● **Problem requirements**
Repeat exactly each line of the data provided below.

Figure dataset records

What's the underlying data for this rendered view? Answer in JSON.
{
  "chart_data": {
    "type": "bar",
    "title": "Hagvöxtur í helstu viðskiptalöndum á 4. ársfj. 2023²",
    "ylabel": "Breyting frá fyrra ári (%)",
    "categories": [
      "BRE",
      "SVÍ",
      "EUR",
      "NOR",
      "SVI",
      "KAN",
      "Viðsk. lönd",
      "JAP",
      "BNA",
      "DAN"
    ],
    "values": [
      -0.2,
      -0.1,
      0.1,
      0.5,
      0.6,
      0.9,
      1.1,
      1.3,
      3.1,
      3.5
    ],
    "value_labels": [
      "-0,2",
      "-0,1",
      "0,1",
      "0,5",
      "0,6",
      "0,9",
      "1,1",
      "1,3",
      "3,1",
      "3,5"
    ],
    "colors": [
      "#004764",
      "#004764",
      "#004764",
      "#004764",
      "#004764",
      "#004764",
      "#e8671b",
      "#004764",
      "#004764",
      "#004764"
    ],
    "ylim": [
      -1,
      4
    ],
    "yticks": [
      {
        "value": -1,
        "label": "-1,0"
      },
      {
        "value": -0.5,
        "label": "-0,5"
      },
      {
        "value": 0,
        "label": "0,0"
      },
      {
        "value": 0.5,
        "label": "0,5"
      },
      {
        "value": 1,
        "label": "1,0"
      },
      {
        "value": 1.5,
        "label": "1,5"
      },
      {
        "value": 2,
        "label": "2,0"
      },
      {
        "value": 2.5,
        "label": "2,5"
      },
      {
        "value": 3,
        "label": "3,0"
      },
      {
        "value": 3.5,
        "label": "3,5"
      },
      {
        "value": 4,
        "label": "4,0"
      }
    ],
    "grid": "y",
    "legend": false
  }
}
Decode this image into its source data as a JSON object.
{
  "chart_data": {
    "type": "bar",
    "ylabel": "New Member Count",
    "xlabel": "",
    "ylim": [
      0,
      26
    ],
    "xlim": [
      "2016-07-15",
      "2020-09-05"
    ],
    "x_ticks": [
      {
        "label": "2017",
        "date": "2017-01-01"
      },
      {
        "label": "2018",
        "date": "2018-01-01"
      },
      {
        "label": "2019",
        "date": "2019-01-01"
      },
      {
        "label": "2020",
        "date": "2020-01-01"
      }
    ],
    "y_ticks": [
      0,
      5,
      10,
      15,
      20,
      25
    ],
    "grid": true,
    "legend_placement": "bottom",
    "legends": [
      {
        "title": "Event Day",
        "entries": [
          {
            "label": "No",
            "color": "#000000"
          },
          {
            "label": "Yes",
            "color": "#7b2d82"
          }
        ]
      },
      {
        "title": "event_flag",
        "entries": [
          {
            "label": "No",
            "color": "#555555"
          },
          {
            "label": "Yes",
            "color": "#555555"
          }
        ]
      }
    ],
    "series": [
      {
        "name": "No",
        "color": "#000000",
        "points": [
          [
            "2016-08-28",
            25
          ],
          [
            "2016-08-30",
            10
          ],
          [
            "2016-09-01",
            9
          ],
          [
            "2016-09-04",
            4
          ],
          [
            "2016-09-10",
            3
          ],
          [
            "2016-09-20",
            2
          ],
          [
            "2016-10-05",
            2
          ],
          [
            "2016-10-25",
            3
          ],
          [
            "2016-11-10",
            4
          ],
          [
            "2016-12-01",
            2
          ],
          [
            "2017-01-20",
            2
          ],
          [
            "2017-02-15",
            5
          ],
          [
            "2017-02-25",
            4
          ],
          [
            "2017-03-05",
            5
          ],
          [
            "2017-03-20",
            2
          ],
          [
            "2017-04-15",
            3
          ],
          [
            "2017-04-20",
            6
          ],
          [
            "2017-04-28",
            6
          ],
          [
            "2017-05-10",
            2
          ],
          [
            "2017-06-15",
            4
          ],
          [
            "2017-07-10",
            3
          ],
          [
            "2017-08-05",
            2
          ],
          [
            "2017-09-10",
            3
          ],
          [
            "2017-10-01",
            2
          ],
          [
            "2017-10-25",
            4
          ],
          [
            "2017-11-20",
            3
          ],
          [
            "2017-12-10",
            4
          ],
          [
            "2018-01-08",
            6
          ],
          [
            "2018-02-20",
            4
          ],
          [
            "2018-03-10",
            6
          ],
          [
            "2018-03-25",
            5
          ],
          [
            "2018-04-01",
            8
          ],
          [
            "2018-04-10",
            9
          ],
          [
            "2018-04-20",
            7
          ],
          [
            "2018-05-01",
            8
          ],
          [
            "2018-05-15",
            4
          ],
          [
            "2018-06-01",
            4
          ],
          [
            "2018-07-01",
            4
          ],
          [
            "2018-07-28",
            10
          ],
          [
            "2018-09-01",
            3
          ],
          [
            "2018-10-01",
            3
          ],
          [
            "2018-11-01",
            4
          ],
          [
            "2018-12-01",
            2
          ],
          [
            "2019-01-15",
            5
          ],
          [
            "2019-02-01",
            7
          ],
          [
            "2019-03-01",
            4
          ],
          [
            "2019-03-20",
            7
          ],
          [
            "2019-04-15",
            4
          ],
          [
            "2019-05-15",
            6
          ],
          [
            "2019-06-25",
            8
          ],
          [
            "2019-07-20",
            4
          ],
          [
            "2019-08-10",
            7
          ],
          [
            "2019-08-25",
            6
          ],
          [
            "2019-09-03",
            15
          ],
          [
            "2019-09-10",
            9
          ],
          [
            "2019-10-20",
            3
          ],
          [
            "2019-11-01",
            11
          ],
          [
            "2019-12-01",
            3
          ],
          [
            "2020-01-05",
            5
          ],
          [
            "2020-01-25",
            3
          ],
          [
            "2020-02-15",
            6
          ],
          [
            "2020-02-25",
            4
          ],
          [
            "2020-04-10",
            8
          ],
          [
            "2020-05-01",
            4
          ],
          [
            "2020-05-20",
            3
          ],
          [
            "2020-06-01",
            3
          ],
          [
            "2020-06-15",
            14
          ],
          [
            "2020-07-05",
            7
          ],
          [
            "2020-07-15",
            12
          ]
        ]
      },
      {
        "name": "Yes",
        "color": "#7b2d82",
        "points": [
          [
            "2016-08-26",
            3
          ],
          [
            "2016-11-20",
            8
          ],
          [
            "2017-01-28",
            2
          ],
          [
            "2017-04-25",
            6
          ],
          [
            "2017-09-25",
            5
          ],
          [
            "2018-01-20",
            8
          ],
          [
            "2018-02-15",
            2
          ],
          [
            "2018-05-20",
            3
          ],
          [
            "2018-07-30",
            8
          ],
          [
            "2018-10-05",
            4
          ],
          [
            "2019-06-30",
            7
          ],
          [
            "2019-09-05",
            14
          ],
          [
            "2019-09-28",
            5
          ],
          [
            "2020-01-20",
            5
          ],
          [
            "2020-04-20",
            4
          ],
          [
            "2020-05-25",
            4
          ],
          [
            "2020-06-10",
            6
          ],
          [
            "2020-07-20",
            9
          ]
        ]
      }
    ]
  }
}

● **Reply to the task**
What's the underlying data for this rendered view? Answer in JSON.
{
  "chart_data": {
    "type": "bar",
    "title": "Hagvöxtur í helstu viðskiptalöndum á 4. ársfj. 2023²",
    "ylabel": "Breyting frá fyrra ári (%)",
    "categories": [
      "BRE",
      "SVÍ",
      "EUR",
      "NOR",
      "SVI",
      "KAN",
      "Viðsk. lönd",
      "JAP",
      "BNA",
      "DAN"
    ],
    "values": [
      -0.2,
      -0.1,
      0.1,
      0.5,
      0.6,
      0.9,
      1.1,
      1.3,
      3.1,
      3.5
    ],
    "value_labels": [
      "-0,2",
      "-0,1",
      "0,1",
      "0,5",
      "0,6",
      "0,9",
      "1,1",
      "1,3",
      "3,1",
      "3,5"
    ],
    "colors": [
      "#004764",
      "#004764",
      "#004764",
      "#004764",
      "#004764",
      "#004764",
      "#e8671b",
      "#004764",
      "#004764",
      "#004764"
    ],
    "ylim": [
      -1,
      4
    ],
    "yticks": [
      {
        "value": -1,
        "label": "-1,0"
      },
      {
        "value": -0.5,
        "label": "-0,5"
      },
      {
        "value": 0,
        "label": "0,0"
      },
      {
        "value": 0.5,
        "label": "0,5"
      },
      {
        "value": 1,
        "label": "1,0"
      },
      {
        "value": 1.5,
        "label": "1,5"
      },
      {
        "value": 2,
        "label": "2,0"
      },
      {
        "value": 2.5,
        "label": "2,5"
      },
      {
        "value": 3,
        "label": "3,0"
      },
      {
        "value": 3.5,
        "label": "3,5"
      },
      {
        "value": 4,
        "label": "4,0"
      }
    ],
    "grid": "y",
    "legend": false
  }
}
Decode this image into its source data as a JSON object.
{
  "chart_data": {
    "type": "bar",
    "ylabel": "New Member Count",
    "xlabel": "",
    "ylim": [
      0,
      26
    ],
    "xlim": [
      "2016-07-15",
      "2020-09-05"
    ],
    "x_ticks": [
      {
        "label": "2017",
        "date": "2017-01-01"
      },
      {
        "label": "2018",
        "date": "2018-01-01"
      },
      {
        "label": "2019",
        "date": "2019-01-01"
      },
      {
        "label": "2020",
        "date": "2020-01-01"
      }
    ],
    "y_ticks": [
      0,
      5,
      10,
      15,
      20,
      25
    ],
    "grid": true,
    "legend_placement": "bottom",
    "legends": [
      {
        "title": "Event Day",
        "entries": [
          {
            "label": "No",
            "color": "#000000"
          },
          {
            "label": "Yes",
            "color": "#7b2d82"
          }
        ]
      },
      {
        "title": "event_flag",
        "entries": [
          {
            "label": "No",
            "color": "#555555"
          },
          {
            "label": "Yes",
            "color": "#555555"
          }
        ]
      }
    ],
    "series": [
      {
        "name": "No",
        "color": "#000000",
        "points": [
          [
            "2016-08-28",
            25
          ],
          [
            "2016-08-30",
            10
          ],
          [
            "2016-09-01",
            9
          ],
          [
            "2016-09-04",
            4
          ],
          [
            "2016-09-10",
            3
          ],
          [
            "2016-09-20",
            2
          ],
          [
            "2016-10-05",
            2
          ],
          [
            "2016-10-25",
            3
          ],
          [
            "2016-11-10",
            4
          ],
          [
            "2016-12-01",
            2
          ],
          [
            "2017-01-20",
            2
          ],
          [
            "2017-02-15",
            5
          ],
          [
            "2017-02-25",
            4
          ],
          [
            "2017-03-05",
            5
          ],
          [
            "2017-03-20",
            2
          ],
          [
            "2017-04-15",
            3
          ],
          [
            "2017-04-20",
            6
          ],
          [
            "2017-04-28",
            6
          ],
          [
            "2017-05-10",
            2
          ],
          [
            "2017-06-15",
            4
          ],
          [
            "2017-07-10",
            3
          ],
          [
            "2017-08-05",
            2
          ],
          [
            "2017-09-10",
            3
          ],
          [
            "2017-10-01",
            2
          ],
          [
            "2017-10-25",
            4
          ],
          [
            "2017-11-20",
            3
          ],
          [
            "2017-12-10",
            4
          ],
          [
            "2018-01-08",
            6
          ],
          [
            "2018-02-20",
            4
          ],
          [
            "2018-03-10",
            6
          ],
          [
            "2018-03-25",
            5
          ],
          [
            "2018-04-01",
            8
          ],
          [
            "2018-04-10",
            9
          ],
          [
            "2018-04-20",
            7
          ],
          [
            "2018-05-01",
            8
          ],
          [
            "2018-05-15",
            4
          ],
          [
            "2018-06-01",
            4
          ],
          [
            "2018-07-01",
            4
          ],
          [
            "2018-07-28",
            10
          ],
          [
            "2018-09-01",
            3
          ],
          [
            "2018-10-01",
            3
          ],
          [
            "2018-11-01",
            4
          ],
          [
            "2018-12-01",
            2
          ],
          [
            "2019-01-15",
            5
          ],
          [
            "2019-02-01",
            7
          ],
          [
            "2019-03-01",
            4
          ],
          [
            "2019-03-20",
            7
          ],
          [
            "2019-04-15",
            4
          ],
          [
            "2019-05-15",
            6
          ],
          [
            "2019-06-25",
            8
          ],
          [
            "2019-07-20",
            4
          ],
          [
            "2019-08-10",
            7
          ],
          [
            "2019-08-25",
            6
          ],
          [
            "2019-09-03",
            15
          ],
          [
            "2019-09-10",
            9
          ],
          [
            "2019-10-20",
            3
          ],
          [
            "2019-11-01",
            11
          ],
          [
            "2019-12-01",
            3
          ],
          [
            "2020-01-05",
            5
          ],
          [
            "2020-01-25",
            3
          ],
          [
            "2020-02-15",
            6
          ],
          [
            "2020-02-25",
            4
          ],
          [
            "2020-04-10",
            8
          ],
          [
            "2020-05-01",
            4
          ],
          [
            "2020-05-20",
            3
          ],
          [
            "2020-06-01",
            3
          ],
          [
            "2020-06-15",
            14
          ],
          [
            "2020-07-05",
            7
          ],
          [
            "2020-07-15",
            12
          ]
        ]
      },
      {
        "name": "Yes",
        "color": "#7b2d82",
        "points": [
          [
            "2016-08-26",
            3
          ],
          [
            "2016-11-20",
            8
          ],
          [
            "2017-01-28",
            2
          ],
          [
            "2017-04-25",
            6
          ],
          [
            "2017-09-25",
            5
          ],
          [
            "2018-01-20",
            8
          ],
          [
            "2018-02-15",
            2
          ],
          [
            "2018-05-20",
            3
          ],
          [
            "2018-07-30",
            8
          ],
          [
            "2018-10-05",
            4
          ],
          [
            "2019-06-30",
            7
          ],
          [
            "2019-09-05",
            14
          ],
          [
            "2019-09-28",
            5
          ],
          [
            "2020-01-20",
            5
          ],
          [
            "2020-04-20",
            4
          ],
          [
            "2020-05-25",
            4
          ],
          [
            "2020-06-10",
            6
          ],
          [
            "2020-07-20",
            9
          ]
        ]
      }
    ]
  }
}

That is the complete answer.